[Records from a data source]
________
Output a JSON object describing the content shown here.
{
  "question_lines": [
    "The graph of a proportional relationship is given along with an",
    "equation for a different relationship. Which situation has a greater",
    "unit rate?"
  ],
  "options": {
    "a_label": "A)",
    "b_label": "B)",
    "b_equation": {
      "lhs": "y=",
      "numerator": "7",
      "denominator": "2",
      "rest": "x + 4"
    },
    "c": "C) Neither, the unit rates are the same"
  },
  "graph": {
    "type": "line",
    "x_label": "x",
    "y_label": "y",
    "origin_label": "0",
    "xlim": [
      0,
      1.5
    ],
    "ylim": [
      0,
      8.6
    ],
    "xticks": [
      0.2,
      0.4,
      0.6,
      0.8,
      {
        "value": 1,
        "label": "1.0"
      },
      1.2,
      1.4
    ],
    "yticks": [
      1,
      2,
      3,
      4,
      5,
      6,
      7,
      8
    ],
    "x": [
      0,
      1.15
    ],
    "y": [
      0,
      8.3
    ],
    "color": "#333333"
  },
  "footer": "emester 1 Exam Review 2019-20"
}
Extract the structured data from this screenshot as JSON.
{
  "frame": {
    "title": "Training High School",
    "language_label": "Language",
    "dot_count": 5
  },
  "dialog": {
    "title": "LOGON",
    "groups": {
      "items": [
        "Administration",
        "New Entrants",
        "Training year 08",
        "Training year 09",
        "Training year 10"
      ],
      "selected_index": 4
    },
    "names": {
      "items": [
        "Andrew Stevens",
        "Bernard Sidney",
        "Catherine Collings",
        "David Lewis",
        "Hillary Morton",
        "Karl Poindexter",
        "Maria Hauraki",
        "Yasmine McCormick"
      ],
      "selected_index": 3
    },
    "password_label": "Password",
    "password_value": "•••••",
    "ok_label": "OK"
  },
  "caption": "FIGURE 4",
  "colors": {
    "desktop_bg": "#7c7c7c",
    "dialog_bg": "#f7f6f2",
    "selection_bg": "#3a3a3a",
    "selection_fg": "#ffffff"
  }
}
________
Set down the listing in full, keeping every word exactly as it is.

SOLUTION TO THIS EXERCISE =
Output a JSON object describing the content shown here.
{
  "question_lines": [
    "The graph of a proportional relationship is given along with an",
    "equation for a different relationship. Which situation has a greater",
    "unit rate?"
  ],
  "options": {
    "a_label": "A)",
    "b_label": "B)",
    "b_equation": {
      "lhs": "y=",
      "numerator": "7",
      "denominator": "2",
      "rest": "x + 4"
    },
    "c": "C) Neither, the unit rates are the same"
  },
  "graph": {
    "type": "line",
    "x_label": "x",
    "y_label": "y",
    "origin_label": "0",
    "xlim": [
      0,
      1.5
    ],
    "ylim": [
      0,
      8.6
    ],
    "xticks": [
      0.2,
      0.4,
      0.6,
      0.8,
      {
        "value": 1,
        "label": "1.0"
      },
      1.2,
      1.4
    ],
    "yticks": [
      1,
      2,
      3,
      4,
      5,
      6,
      7,
      8
    ],
    "x": [
      0,
      1.15
    ],
    "y": [
      0,
      8.3
    ],
    "color": "#333333"
  },
  "footer": "emester 1 Exam Review 2019-20"
}
Extract the structured data from this screenshot as JSON.
{
  "frame": {
    "title": "Training High School",
    "language_label": "Language",
    "dot_count": 5
  },
  "dialog": {
    "title": "LOGON",
    "groups": {
      "items": [
        "Administration",
        "New Entrants",
        "Training year 08",
        "Training year 09",
        "Training year 10"
      ],
      "selected_index": 4
    },
    "names": {
      "items": [
        "Andrew Stevens",
        "Bernard Sidney",
        "Catherine Collings",
        "David Lewis",
        "Hillary Morton",
        "Karl Poindexter",
        "Maria Hauraki",
        "Yasmine McCormick"
      ],
      "selected_index": 3
    },
    "password_label": "Password",
    "password_value": "•••••",
    "ok_label": "OK"
  },
  "caption": "FIGURE 4",
  "colors": {
    "desktop_bg": "#7c7c7c",
    "dialog_bg": "#f7f6f2",
    "selection_bg": "#3a3a3a",
    "selection_fg": "#ffffff"
  }
}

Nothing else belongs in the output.